> AVAILABLE DATA:
— start —
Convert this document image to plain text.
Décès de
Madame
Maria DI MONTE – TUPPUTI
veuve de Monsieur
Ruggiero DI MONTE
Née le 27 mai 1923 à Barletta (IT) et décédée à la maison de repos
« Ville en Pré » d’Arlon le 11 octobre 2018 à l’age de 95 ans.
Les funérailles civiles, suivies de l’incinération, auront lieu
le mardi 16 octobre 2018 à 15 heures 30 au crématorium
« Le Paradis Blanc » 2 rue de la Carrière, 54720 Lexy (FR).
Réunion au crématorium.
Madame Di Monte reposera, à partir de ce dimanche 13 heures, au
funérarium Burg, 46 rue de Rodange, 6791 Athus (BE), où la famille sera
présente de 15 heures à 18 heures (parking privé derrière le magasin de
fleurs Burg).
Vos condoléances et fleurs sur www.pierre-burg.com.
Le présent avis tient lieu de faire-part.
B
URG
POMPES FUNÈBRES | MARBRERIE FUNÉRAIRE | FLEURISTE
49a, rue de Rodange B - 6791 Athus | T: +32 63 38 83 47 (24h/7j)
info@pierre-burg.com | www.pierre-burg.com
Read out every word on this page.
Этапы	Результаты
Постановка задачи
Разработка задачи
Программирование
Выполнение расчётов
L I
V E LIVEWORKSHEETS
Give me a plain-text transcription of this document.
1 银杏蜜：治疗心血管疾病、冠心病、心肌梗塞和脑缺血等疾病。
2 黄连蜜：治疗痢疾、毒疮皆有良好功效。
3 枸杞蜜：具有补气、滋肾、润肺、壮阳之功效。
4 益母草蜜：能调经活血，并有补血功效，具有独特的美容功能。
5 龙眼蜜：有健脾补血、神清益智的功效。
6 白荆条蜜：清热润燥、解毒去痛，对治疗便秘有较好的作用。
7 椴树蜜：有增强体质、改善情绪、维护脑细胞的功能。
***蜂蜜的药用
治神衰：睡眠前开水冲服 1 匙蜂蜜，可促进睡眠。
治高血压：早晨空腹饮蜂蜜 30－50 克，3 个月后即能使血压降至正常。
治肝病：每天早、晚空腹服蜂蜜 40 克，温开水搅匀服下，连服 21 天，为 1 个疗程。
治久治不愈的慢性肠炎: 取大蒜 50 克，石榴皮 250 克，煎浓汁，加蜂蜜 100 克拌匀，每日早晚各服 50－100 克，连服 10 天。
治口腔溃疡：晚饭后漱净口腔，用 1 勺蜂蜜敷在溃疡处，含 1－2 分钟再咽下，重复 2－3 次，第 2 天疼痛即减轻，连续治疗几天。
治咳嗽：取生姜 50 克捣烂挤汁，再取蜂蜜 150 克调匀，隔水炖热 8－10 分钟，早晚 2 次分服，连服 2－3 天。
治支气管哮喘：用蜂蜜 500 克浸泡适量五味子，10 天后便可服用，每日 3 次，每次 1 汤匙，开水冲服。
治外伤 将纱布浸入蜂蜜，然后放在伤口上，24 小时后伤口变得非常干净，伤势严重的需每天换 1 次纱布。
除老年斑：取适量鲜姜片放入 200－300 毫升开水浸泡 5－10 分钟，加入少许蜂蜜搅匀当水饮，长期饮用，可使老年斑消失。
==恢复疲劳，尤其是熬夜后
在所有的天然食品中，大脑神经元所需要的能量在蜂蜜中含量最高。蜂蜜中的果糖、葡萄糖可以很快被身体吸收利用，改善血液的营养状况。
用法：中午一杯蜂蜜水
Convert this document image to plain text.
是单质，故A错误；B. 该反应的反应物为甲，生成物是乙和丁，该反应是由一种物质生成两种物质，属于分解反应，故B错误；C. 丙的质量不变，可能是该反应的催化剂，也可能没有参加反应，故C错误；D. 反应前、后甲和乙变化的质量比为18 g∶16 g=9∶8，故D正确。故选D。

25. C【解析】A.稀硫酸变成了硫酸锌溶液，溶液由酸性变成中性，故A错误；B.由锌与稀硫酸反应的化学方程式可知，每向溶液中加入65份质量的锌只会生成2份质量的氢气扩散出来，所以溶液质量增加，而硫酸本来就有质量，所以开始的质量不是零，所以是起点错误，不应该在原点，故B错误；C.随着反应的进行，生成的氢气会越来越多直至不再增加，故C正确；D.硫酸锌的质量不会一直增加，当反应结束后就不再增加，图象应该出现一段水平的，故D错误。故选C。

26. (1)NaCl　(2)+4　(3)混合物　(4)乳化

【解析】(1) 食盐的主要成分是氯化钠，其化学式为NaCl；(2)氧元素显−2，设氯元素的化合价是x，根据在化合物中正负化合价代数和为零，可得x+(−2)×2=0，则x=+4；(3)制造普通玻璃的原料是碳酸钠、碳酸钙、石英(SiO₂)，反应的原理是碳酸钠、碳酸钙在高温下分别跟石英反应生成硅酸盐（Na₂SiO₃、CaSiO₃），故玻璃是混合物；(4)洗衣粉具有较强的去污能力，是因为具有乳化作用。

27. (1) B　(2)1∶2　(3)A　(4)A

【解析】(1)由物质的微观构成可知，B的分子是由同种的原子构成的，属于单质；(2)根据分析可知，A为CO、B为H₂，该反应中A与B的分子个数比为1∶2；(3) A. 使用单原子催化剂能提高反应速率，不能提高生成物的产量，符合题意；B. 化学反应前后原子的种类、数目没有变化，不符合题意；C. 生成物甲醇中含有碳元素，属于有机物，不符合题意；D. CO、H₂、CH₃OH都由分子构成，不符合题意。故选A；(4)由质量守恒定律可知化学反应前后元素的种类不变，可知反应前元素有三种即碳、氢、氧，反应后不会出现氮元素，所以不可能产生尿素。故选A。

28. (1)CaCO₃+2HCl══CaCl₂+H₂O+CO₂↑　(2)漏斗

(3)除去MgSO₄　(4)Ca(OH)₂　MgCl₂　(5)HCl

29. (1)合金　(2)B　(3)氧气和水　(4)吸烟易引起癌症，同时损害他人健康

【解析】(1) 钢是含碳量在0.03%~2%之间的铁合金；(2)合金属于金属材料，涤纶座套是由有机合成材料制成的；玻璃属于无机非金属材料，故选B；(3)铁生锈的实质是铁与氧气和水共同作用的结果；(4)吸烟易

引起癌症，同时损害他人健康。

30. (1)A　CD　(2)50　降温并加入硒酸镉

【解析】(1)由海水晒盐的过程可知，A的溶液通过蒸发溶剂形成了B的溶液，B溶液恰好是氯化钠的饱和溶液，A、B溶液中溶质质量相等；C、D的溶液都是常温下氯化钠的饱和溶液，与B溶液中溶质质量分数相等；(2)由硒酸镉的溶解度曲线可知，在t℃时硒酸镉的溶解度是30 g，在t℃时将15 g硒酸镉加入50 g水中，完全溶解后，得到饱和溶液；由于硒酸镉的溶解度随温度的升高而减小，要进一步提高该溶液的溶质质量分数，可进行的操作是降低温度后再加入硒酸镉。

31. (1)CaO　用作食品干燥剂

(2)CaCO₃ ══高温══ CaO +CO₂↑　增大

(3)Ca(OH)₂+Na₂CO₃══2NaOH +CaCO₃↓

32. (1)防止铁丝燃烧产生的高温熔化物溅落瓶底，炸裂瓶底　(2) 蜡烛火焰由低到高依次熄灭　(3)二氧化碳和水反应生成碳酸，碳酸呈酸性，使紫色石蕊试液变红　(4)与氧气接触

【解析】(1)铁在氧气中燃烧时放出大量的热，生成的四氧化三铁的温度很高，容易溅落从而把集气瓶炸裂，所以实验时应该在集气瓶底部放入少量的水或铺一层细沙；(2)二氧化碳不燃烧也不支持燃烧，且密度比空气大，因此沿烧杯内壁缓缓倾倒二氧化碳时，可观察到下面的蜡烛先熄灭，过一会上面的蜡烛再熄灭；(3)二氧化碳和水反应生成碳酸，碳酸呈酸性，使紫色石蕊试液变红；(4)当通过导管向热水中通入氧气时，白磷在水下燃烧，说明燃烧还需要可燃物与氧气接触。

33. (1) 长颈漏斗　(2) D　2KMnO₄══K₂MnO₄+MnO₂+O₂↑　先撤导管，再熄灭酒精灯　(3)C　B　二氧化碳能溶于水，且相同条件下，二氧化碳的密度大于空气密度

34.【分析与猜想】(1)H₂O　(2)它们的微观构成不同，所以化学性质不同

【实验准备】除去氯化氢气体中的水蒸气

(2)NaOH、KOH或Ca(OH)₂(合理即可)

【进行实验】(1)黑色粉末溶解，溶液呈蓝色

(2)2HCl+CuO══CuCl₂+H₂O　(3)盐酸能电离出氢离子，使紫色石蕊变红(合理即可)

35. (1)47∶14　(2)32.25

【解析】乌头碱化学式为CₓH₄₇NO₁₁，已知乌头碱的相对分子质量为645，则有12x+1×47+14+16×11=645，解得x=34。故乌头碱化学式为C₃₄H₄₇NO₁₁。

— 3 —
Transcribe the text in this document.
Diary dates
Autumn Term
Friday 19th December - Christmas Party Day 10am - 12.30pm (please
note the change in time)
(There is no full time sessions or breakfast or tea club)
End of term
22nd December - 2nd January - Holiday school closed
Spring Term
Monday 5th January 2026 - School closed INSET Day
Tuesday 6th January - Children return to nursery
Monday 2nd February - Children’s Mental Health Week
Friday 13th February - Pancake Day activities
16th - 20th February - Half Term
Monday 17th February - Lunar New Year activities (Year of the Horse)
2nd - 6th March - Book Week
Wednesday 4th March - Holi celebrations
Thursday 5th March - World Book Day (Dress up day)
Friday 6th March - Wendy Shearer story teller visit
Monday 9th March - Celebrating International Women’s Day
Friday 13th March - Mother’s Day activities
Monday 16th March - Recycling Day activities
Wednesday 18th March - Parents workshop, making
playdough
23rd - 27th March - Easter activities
— end —
> EXERCISE BRIEF:
Find every line that holds "二氧化碳和水反应生成碳酸" and copy it.

> FINAL RESULT:
32. (1)防止铁丝燃烧产生的高温熔化物溅落瓶底，炸裂瓶底　(2) 蜡烛火焰由低到高依次熄灭　(3)二氧化碳和水反应生成碳酸，碳酸呈酸性，使紫色石蕊试液变红　(4)与氧气接触
【解析】(1)铁在氧气中燃烧时放出大量的热，生成的四氧化三铁的温度很高，容易溅落从而把集气瓶炸裂，所以实验时应该在集气瓶底部放入少量的水或铺一层细沙；(2)二氧化碳不燃烧也不支持燃烧，且密度比空气大，因此沿烧杯内壁缓缓倾倒二氧化碳时，可观察到下面的蜡烛先熄灭，过一会上面的蜡烛再熄灭；(3)二氧化碳和水反应生成碳酸，碳酸呈酸性，使紫色石蕊试液变红；(4)当通过导管向热水中通入氧气时，白磷在水下燃烧，说明燃烧还需要可燃物与氧气接触。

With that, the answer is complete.